Copy every line from the data below in which the string "document" can be found.

* [Data entries]
------------------------------------

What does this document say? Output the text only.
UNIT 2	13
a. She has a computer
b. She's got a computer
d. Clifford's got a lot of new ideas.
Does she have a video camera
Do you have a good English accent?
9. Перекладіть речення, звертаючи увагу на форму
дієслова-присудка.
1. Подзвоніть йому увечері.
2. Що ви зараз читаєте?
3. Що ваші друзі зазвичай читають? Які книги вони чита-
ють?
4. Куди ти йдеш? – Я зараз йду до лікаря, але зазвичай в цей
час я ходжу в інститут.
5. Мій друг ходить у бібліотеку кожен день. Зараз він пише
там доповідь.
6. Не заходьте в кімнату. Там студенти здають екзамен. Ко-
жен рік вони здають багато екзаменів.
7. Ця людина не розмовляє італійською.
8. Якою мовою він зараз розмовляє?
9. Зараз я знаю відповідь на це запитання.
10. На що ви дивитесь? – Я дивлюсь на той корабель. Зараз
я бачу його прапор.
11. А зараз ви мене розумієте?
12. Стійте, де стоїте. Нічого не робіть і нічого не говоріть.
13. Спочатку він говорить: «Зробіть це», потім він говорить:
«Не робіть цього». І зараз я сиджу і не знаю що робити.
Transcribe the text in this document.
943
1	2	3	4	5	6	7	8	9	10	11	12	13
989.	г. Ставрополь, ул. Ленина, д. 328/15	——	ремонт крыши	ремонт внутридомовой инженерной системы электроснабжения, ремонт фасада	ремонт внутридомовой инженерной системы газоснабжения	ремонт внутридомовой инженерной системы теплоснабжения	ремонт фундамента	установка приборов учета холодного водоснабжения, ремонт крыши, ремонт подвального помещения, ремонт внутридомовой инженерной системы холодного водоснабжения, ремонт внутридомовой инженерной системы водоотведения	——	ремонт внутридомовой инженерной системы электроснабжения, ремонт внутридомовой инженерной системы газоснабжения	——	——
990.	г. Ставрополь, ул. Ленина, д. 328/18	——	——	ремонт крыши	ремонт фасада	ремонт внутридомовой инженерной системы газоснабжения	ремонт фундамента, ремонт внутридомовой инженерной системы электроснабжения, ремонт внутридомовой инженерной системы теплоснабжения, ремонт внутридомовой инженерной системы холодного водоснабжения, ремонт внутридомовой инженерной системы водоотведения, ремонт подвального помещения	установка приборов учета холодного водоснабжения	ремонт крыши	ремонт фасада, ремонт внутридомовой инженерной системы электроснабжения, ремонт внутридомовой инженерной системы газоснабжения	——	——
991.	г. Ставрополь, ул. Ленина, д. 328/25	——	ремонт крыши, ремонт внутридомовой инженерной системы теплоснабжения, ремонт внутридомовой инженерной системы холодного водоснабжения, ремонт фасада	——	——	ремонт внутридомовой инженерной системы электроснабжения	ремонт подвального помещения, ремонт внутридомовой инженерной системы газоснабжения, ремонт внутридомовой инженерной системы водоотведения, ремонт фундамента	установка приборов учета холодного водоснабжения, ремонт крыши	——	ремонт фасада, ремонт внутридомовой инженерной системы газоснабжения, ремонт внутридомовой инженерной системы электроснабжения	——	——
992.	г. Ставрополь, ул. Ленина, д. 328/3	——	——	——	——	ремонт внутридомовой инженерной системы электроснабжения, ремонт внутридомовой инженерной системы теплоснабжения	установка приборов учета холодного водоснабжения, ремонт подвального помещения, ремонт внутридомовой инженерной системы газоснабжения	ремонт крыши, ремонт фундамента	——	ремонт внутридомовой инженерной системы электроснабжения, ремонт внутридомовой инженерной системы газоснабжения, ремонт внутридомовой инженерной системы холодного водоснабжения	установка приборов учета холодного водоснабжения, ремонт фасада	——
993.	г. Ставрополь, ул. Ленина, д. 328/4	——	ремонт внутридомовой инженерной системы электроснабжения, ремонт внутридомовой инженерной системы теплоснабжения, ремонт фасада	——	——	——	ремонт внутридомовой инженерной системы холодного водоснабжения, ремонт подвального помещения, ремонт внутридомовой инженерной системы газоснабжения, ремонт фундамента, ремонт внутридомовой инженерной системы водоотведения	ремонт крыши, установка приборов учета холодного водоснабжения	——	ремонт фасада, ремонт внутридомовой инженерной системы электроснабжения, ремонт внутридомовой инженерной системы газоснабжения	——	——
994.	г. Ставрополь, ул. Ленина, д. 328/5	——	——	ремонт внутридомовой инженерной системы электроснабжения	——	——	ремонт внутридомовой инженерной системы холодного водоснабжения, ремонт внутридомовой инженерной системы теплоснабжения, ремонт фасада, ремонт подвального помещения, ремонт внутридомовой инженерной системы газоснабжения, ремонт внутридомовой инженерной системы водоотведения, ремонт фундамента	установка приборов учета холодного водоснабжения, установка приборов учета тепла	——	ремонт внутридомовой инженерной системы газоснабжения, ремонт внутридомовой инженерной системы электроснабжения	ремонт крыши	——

------------------------------------

* [Response to the exercise]
What does this document say? Output the text only.
Transcribe the text in this document.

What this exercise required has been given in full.